_TASK REQUIREMENTS_:
Print, exactly and completely, every entry in the data.

_DATA SECTION_:
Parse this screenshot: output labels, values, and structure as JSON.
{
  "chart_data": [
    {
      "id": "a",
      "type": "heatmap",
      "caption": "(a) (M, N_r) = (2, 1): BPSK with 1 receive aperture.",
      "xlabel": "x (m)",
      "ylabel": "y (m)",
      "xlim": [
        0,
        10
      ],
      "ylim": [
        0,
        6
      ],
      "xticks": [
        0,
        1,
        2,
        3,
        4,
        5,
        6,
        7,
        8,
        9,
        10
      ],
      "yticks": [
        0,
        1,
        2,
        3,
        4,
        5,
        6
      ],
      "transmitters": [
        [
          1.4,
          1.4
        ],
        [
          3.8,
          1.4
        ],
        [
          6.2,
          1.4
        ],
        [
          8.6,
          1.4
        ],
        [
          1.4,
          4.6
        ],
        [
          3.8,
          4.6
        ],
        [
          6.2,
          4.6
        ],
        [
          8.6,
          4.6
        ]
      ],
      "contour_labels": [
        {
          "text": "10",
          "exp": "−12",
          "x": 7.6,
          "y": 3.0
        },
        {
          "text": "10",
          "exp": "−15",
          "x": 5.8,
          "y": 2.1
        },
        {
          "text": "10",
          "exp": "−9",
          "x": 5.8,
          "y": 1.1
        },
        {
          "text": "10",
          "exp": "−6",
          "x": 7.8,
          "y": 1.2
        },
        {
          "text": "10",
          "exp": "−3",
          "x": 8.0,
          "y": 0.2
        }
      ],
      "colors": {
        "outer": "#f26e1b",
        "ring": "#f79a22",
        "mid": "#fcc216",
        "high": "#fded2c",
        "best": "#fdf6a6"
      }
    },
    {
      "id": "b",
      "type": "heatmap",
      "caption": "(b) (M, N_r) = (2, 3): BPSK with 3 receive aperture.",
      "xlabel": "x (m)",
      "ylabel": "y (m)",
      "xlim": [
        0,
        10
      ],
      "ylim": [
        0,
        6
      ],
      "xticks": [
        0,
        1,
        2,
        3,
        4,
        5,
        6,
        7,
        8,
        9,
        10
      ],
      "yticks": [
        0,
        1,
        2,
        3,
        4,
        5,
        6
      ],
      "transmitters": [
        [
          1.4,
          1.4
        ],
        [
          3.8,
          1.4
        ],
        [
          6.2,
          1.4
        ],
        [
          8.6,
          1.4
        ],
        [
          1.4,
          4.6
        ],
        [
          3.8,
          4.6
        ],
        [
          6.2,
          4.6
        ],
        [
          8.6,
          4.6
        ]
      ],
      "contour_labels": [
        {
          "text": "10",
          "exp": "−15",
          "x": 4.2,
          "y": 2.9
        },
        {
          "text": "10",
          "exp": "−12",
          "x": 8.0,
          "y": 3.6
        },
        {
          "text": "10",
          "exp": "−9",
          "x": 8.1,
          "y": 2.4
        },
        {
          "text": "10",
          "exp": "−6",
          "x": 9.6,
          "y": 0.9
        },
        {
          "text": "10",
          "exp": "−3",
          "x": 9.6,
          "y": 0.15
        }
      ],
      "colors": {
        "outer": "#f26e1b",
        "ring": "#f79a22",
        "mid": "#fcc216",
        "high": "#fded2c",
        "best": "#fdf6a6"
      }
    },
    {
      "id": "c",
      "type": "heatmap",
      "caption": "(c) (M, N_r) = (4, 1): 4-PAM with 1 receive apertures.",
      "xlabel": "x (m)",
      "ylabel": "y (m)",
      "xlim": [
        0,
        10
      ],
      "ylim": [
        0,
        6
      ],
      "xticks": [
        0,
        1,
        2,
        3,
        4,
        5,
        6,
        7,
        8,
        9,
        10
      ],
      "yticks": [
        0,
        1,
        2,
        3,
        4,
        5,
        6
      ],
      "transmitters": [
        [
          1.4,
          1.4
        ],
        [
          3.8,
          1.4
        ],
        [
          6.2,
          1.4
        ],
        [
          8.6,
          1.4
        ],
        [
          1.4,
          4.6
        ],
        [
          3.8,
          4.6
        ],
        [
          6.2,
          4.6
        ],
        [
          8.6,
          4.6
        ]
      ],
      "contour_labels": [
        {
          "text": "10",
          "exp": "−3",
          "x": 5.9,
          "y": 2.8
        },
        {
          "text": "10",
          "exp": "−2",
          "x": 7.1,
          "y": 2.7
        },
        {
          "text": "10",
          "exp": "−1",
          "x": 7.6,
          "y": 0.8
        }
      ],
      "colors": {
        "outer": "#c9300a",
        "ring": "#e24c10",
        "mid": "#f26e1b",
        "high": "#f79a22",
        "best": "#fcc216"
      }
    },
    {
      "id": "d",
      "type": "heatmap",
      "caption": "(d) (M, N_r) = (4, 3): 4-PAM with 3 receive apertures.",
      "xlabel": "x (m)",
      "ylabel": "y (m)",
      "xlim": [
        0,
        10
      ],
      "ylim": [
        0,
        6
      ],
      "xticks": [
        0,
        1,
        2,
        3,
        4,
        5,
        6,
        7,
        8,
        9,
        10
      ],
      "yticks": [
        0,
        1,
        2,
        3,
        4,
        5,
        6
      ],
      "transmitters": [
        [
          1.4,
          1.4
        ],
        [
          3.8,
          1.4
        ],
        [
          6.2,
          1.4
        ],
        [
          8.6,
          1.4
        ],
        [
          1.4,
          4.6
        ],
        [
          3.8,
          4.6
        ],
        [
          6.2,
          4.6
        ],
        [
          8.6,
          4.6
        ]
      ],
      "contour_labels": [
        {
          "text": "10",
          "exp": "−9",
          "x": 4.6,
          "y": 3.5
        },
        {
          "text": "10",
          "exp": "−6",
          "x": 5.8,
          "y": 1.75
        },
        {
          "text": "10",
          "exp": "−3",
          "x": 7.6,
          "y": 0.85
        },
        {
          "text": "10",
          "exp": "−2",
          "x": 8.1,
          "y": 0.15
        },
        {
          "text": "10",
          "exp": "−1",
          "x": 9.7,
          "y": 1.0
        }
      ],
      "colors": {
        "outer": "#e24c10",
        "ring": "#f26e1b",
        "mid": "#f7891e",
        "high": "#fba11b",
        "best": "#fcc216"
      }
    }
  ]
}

_OUTPUT OF THE EXERCISE_:
Parse this screenshot: output labels, values, and structure as JSON.
{
  "chart_data": [
    {
      "id": "a",
      "type": "heatmap",
      "caption": "(a) (M, N_r) = (2, 1): BPSK with 1 receive aperture.",
      "xlabel": "x (m)",
      "ylabel": "y (m)",
      "xlim": [
        0,
        10
      ],
      "ylim": [
        0,
        6
      ],
      "xticks": [
        0,
        1,
        2,
        3,
        4,
        5,
        6,
        7,
        8,
        9,
        10
      ],
      "yticks": [
        0,
        1,
        2,
        3,
        4,
        5,
        6
      ],
      "transmitters": [
        [
          1.4,
          1.4
        ],
        [
          3.8,
          1.4
        ],
        [
          6.2,
          1.4
        ],
        [
          8.6,
          1.4
        ],
        [
          1.4,
          4.6
        ],
        [
          3.8,
          4.6
        ],
        [
          6.2,
          4.6
        ],
        [
          8.6,
          4.6
        ]
      ],
      "contour_labels": [
        {
          "text": "10",
          "exp": "−12",
          "x": 7.6,
          "y": 3.0
        },
        {
          "text": "10",
          "exp": "−15",
          "x": 5.8,
          "y": 2.1
        },
        {
          "text": "10",
          "exp": "−9",
          "x": 5.8,
          "y": 1.1
        },
        {
          "text": "10",
          "exp": "−6",
          "x": 7.8,
          "y": 1.2
        },
        {
          "text": "10",
          "exp": "−3",
          "x": 8.0,
          "y": 0.2
        }
      ],
      "colors": {
        "outer": "#f26e1b",
        "ring": "#f79a22",
        "mid": "#fcc216",
        "high": "#fded2c",
        "best": "#fdf6a6"
      }
    },
    {
      "id": "b",
      "type": "heatmap",
      "caption": "(b) (M, N_r) = (2, 3): BPSK with 3 receive aperture.",
      "xlabel": "x (m)",
      "ylabel": "y (m)",
      "xlim": [
        0,
        10
      ],
      "ylim": [
        0,
        6
      ],
      "xticks": [
        0,
        1,
        2,
        3,
        4,
        5,
        6,
        7,
        8,
        9,
        10
      ],
      "yticks": [
        0,
        1,
        2,
        3,
        4,
        5,
        6
      ],
      "transmitters": [
        [
          1.4,
          1.4
        ],
        [
          3.8,
          1.4
        ],
        [
          6.2,
          1.4
        ],
        [
          8.6,
          1.4
        ],
        [
          1.4,
          4.6
        ],
        [
          3.8,
          4.6
        ],
        [
          6.2,
          4.6
        ],
        [
          8.6,
          4.6
        ]
      ],
      "contour_labels": [
        {
          "text": "10",
          "exp": "−15",
          "x": 4.2,
          "y": 2.9
        },
        {
          "text": "10",
          "exp": "−12",
          "x": 8.0,
          "y": 3.6
        },
        {
          "text": "10",
          "exp": "−9",
          "x": 8.1,
          "y": 2.4
        },
        {
          "text": "10",
          "exp": "−6",
          "x": 9.6,
          "y": 0.9
        },
        {
          "text": "10",
          "exp": "−3",
          "x": 9.6,
          "y": 0.15
        }
      ],
      "colors": {
        "outer": "#f26e1b",
        "ring": "#f79a22",
        "mid": "#fcc216",
        "high": "#fded2c",
        "best": "#fdf6a6"
      }
    },
    {
      "id": "c",
      "type": "heatmap",
      "caption": "(c) (M, N_r) = (4, 1): 4-PAM with 1 receive apertures.",
      "xlabel": "x (m)",
      "ylabel": "y (m)",
      "xlim": [
        0,
        10
      ],
      "ylim": [
        0,
        6
      ],
      "xticks": [
        0,
        1,
        2,
        3,
        4,
        5,
        6,
        7,
        8,
        9,
        10
      ],
      "yticks": [
        0,
        1,
        2,
        3,
        4,
        5,
        6
      ],
      "transmitters": [
        [
          1.4,
          1.4
        ],
        [
          3.8,
          1.4
        ],
        [
          6.2,
          1.4
        ],
        [
          8.6,
          1.4
        ],
        [
          1.4,
          4.6
        ],
        [
          3.8,
          4.6
        ],
        [
          6.2,
          4.6
        ],
        [
          8.6,
          4.6
        ]
      ],
      "contour_labels": [
        {
          "text": "10",
          "exp": "−3",
          "x": 5.9,
          "y": 2.8
        },
        {
          "text": "10",
          "exp": "−2",
          "x": 7.1,
          "y": 2.7
        },
        {
          "text": "10",
          "exp": "−1",
          "x": 7.6,
          "y": 0.8
        }
      ],
      "colors": {
        "outer": "#c9300a",
        "ring": "#e24c10",
        "mid": "#f26e1b",
        "high": "#f79a22",
        "best": "#fcc216"
      }
    },
    {
      "id": "d",
      "type": "heatmap",
      "caption": "(d) (M, N_r) = (4, 3): 4-PAM with 3 receive apertures.",
      "xlabel": "x (m)",
      "ylabel": "y (m)",
      "xlim": [
        0,
        10
      ],
      "ylim": [
        0,
        6
      ],
      "xticks": [
        0,
        1,
        2,
        3,
        4,
        5,
        6,
        7,
        8,
        9,
        10
      ],
      "yticks": [
        0,
        1,
        2,
        3,
        4,
        5,
        6
      ],
      "transmitters": [
        [
          1.4,
          1.4
        ],
        [
          3.8,
          1.4
        ],
        [
          6.2,
          1.4
        ],
        [
          8.6,
          1.4
        ],
        [
          1.4,
          4.6
        ],
        [
          3.8,
          4.6
        ],
        [
          6.2,
          4.6
        ],
        [
          8.6,
          4.6
        ]
      ],
      "contour_labels": [
        {
          "text": "10",
          "exp": "−9",
          "x": 4.6,
          "y": 3.5
        },
        {
          "text": "10",
          "exp": "−6",
          "x": 5.8,
          "y": 1.75
        },
        {
          "text": "10",
          "exp": "−3",
          "x": 7.6,
          "y": 0.85
        },
        {
          "text": "10",
          "exp": "−2",
          "x": 8.1,
          "y": 0.15
        },
        {
          "text": "10",
          "exp": "−1",
          "x": 9.7,
          "y": 1.0
        }
      ],
      "colors": {
        "outer": "#e24c10",
        "ring": "#f26e1b",
        "mid": "#f7891e",
        "high": "#fba11b",
        "best": "#fcc216"
      }
    }
  ]
}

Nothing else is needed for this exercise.